## begin

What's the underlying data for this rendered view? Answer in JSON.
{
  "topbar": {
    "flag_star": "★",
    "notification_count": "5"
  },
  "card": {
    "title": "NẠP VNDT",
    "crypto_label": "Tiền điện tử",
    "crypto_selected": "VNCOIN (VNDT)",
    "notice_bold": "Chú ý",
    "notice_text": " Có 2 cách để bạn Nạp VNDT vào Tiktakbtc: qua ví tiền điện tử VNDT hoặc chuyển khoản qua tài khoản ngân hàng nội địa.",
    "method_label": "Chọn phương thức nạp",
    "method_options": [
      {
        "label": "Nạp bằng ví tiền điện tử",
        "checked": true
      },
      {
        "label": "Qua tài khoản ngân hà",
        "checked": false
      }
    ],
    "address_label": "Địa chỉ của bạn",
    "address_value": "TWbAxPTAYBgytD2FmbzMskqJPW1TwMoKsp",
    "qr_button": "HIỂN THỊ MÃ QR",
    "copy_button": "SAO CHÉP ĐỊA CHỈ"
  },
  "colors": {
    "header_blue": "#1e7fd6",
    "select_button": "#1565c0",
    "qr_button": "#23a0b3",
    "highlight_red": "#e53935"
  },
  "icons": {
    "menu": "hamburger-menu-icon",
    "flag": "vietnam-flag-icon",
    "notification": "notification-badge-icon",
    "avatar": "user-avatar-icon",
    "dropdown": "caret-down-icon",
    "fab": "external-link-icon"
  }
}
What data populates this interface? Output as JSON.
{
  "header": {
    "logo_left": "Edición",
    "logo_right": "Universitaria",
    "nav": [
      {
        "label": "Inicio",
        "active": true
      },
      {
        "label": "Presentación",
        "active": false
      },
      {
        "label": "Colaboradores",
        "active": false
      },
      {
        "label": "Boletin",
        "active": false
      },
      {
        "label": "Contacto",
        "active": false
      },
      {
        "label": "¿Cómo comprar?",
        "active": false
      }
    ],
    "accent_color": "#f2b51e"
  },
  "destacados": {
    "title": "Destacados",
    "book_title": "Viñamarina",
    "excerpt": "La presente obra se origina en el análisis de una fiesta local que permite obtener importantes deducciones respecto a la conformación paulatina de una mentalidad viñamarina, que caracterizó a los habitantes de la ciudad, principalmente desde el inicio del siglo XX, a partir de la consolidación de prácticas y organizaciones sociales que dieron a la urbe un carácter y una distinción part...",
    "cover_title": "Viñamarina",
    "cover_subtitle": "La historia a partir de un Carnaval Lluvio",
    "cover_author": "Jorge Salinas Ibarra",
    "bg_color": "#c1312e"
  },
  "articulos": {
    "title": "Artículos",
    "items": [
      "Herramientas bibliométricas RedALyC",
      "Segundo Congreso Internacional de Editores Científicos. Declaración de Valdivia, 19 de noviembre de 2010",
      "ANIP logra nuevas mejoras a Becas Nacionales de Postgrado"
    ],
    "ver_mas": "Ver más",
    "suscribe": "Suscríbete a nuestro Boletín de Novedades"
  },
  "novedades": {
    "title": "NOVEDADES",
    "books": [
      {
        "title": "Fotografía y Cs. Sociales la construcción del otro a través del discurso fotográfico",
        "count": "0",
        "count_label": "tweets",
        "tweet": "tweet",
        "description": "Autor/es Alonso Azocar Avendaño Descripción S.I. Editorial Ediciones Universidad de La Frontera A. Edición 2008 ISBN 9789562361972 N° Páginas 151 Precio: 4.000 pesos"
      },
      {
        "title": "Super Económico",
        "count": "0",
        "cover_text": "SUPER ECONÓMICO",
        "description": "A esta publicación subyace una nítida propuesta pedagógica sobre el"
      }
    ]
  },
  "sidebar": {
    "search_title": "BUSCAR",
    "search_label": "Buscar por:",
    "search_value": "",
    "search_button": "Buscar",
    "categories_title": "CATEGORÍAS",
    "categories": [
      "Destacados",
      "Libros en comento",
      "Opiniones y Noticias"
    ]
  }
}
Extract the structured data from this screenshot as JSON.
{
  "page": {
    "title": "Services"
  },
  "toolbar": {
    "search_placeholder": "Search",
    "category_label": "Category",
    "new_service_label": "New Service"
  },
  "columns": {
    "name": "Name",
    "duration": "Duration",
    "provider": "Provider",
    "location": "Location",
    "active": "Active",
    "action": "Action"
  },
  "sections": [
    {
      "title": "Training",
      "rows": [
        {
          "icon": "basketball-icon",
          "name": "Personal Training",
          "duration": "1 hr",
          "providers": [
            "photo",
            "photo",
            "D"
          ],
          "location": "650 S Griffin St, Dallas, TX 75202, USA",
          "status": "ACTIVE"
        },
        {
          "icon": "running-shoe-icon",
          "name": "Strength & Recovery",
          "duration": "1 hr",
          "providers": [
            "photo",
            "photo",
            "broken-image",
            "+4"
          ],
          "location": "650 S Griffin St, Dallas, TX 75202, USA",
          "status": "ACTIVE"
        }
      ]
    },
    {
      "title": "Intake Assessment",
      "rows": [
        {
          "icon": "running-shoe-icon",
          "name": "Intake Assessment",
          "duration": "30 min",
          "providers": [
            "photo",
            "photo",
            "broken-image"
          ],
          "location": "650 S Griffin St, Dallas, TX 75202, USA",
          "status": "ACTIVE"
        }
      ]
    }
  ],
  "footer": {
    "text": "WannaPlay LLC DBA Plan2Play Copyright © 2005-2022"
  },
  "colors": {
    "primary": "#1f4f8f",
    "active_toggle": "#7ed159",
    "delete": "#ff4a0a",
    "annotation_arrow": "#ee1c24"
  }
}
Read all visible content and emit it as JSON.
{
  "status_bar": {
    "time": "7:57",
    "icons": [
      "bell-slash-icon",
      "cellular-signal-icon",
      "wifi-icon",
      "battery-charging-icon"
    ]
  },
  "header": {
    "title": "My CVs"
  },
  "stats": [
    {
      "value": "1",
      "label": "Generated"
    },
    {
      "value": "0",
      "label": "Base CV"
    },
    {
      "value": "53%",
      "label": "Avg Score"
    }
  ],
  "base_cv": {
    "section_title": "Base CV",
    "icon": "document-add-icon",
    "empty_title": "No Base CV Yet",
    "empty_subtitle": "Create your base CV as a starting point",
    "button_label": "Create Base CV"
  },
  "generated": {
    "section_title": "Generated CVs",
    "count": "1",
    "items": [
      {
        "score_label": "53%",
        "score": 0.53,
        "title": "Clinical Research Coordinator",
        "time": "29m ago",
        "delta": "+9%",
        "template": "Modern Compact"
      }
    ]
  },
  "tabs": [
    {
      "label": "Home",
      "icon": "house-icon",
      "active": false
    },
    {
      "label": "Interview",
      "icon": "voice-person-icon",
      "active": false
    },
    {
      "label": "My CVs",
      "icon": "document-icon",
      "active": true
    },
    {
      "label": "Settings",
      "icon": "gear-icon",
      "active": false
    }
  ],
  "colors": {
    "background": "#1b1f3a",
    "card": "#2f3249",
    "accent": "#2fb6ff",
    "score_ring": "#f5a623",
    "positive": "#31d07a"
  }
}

## end

## What you have to do:
Reproduce the records word for word.

## Completed task:
What's the underlying data for this rendered view? Answer in JSON.
{
  "topbar": {
    "flag_star": "★",
    "notification_count": "5"
  },
  "card": {
    "title": "NẠP VNDT",
    "crypto_label": "Tiền điện tử",
    "crypto_selected": "VNCOIN (VNDT)",
    "notice_bold": "Chú ý",
    "notice_text": " Có 2 cách để bạn Nạp VNDT vào Tiktakbtc: qua ví tiền điện tử VNDT hoặc chuyển khoản qua tài khoản ngân hàng nội địa.",
    "method_label": "Chọn phương thức nạp",
    "method_options": [
      {
        "label": "Nạp bằng ví tiền điện tử",
        "checked": true
      },
      {
        "label": "Qua tài khoản ngân hà",
        "checked": false
      }
    ],
    "address_label": "Địa chỉ của bạn",
    "address_value": "TWbAxPTAYBgytD2FmbzMskqJPW1TwMoKsp",
    "qr_button": "HIỂN THỊ MÃ QR",
    "copy_button": "SAO CHÉP ĐỊA CHỈ"
  },
  "colors": {
    "header_blue": "#1e7fd6",
    "select_button": "#1565c0",
    "qr_button": "#23a0b3",
    "highlight_red": "#e53935"
  },
  "icons": {
    "menu": "hamburger-menu-icon",
    "flag": "vietnam-flag-icon",
    "notification": "notification-badge-icon",
    "avatar": "user-avatar-icon",
    "dropdown": "caret-down-icon",
    "fab": "external-link-icon"
  }
}
What data populates this interface? Output as JSON.
{
  "header": {
    "logo_left": "Edición",
    "logo_right": "Universitaria",
    "nav": [
      {
        "label": "Inicio",
        "active": true
      },
      {
        "label": "Presentación",
        "active": false
      },
      {
        "label": "Colaboradores",
        "active": false
      },
      {
        "label": "Boletin",
        "active": false
      },
      {
        "label": "Contacto",
        "active": false
      },
      {
        "label": "¿Cómo comprar?",
        "active": false
      }
    ],
    "accent_color": "#f2b51e"
  },
  "destacados": {
    "title": "Destacados",
    "book_title": "Viñamarina",
    "excerpt": "La presente obra se origina en el análisis de una fiesta local que permite obtener importantes deducciones respecto a la conformación paulatina de una mentalidad viñamarina, que caracterizó a los habitantes de la ciudad, principalmente desde el inicio del siglo XX, a partir de la consolidación de prácticas y organizaciones sociales que dieron a la urbe un carácter y una distinción part...",
    "cover_title": "Viñamarina",
    "cover_subtitle": "La historia a partir de un Carnaval Lluvio",
    "cover_author": "Jorge Salinas Ibarra",
    "bg_color": "#c1312e"
  },
  "articulos": {
    "title": "Artículos",
    "items": [
      "Herramientas bibliométricas RedALyC",
      "Segundo Congreso Internacional de Editores Científicos. Declaración de Valdivia, 19 de noviembre de 2010",
      "ANIP logra nuevas mejoras a Becas Nacionales de Postgrado"
    ],
    "ver_mas": "Ver más",
    "suscribe": "Suscríbete a nuestro Boletín de Novedades"
  },
  "novedades": {
    "title": "NOVEDADES",
    "books": [
      {
        "title": "Fotografía y Cs. Sociales la construcción del otro a través del discurso fotográfico",
        "count": "0",
        "count_label": "tweets",
        "tweet": "tweet",
        "description": "Autor/es Alonso Azocar Avendaño Descripción S.I. Editorial Ediciones Universidad de La Frontera A. Edición 2008 ISBN 9789562361972 N° Páginas 151 Precio: 4.000 pesos"
      },
      {
        "title": "Super Económico",
        "count": "0",
        "cover_text": "SUPER ECONÓMICO",
        "description": "A esta publicación subyace una nítida propuesta pedagógica sobre el"
      }
    ]
  },
  "sidebar": {
    "search_title": "BUSCAR",
    "search_label": "Buscar por:",
    "search_value": "",
    "search_button": "Buscar",
    "categories_title": "CATEGORÍAS",
    "categories": [
      "Destacados",
      "Libros en comento",
      "Opiniones y Noticias"
    ]
  }
}
Extract the structured data from this screenshot as JSON.
{
  "page": {
    "title": "Services"
  },
  "toolbar": {
    "search_placeholder": "Search",
    "category_label": "Category",
    "new_service_label": "New Service"
  },
  "columns": {
    "name": "Name",
    "duration": "Duration",
    "provider": "Provider",
    "location": "Location",
    "active": "Active",
    "action": "Action"
  },
  "sections": [
    {
      "title": "Training",
      "rows": [
        {
          "icon": "basketball-icon",
          "name": "Personal Training",
          "duration": "1 hr",
          "providers": [
            "photo",
            "photo",
            "D"
          ],
          "location": "650 S Griffin St, Dallas, TX 75202, USA",
          "status": "ACTIVE"
        },
        {
          "icon": "running-shoe-icon",
          "name": "Strength & Recovery",
          "duration": "1 hr",
          "providers": [
            "photo",
            "photo",
            "broken-image",
            "+4"
          ],
          "location": "650 S Griffin St, Dallas, TX 75202, USA",
          "status": "ACTIVE"
        }
      ]
    },
    {
      "title": "Intake Assessment",
      "rows": [
        {
          "icon": "running-shoe-icon",
          "name": "Intake Assessment",
          "duration": "30 min",
          "providers": [
            "photo",
            "photo",
            "broken-image"
          ],
          "location": "650 S Griffin St, Dallas, TX 75202, USA",
          "status": "ACTIVE"
        }
      ]
    }
  ],
  "footer": {
    "text": "WannaPlay LLC DBA Plan2Play Copyright © 2005-2022"
  },
  "colors": {
    "primary": "#1f4f8f",
    "active_toggle": "#7ed159",
    "delete": "#ff4a0a",
    "annotation_arrow": "#ee1c24"
  }
}
Read all visible content and emit it as JSON.
{
  "status_bar": {
    "time": "7:57",
    "icons": [
      "bell-slash-icon",
      "cellular-signal-icon",
      "wifi-icon",
      "battery-charging-icon"
    ]
  },
  "header": {
    "title": "My CVs"
  },
  "stats": [
    {
      "value": "1",
      "label": "Generated"
    },
    {
      "value": "0",
      "label": "Base CV"
    },
    {
      "value": "53%",
      "label": "Avg Score"
    }
  ],
  "base_cv": {
    "section_title": "Base CV",
    "icon": "document-add-icon",
    "empty_title": "No Base CV Yet",
    "empty_subtitle": "Create your base CV as a starting point",
    "button_label": "Create Base CV"
  },
  "generated": {
    "section_title": "Generated CVs",
    "count": "1",
    "items": [
      {
        "score_label": "53%",
        "score": 0.53,
        "title": "Clinical Research Coordinator",
        "time": "29m ago",
        "delta": "+9%",
        "template": "Modern Compact"
      }
    ]
  },
  "tabs": [
    {
      "label": "Home",
      "icon": "house-icon",
      "active": false
    },
    {
      "label": "Interview",
      "icon": "voice-person-icon",
      "active": false
    },
    {
      "label": "My CVs",
      "icon": "document-icon",
      "active": true
    },
    {
      "label": "Settings",
      "icon": "gear-icon",
      "active": false
    }
  ],
  "colors": {
    "background": "#1b1f3a",
    "card": "#2f3249",
    "accent": "#2fb6ff",
    "score_ring": "#f5a623",
    "positive": "#31d07a"
  }
}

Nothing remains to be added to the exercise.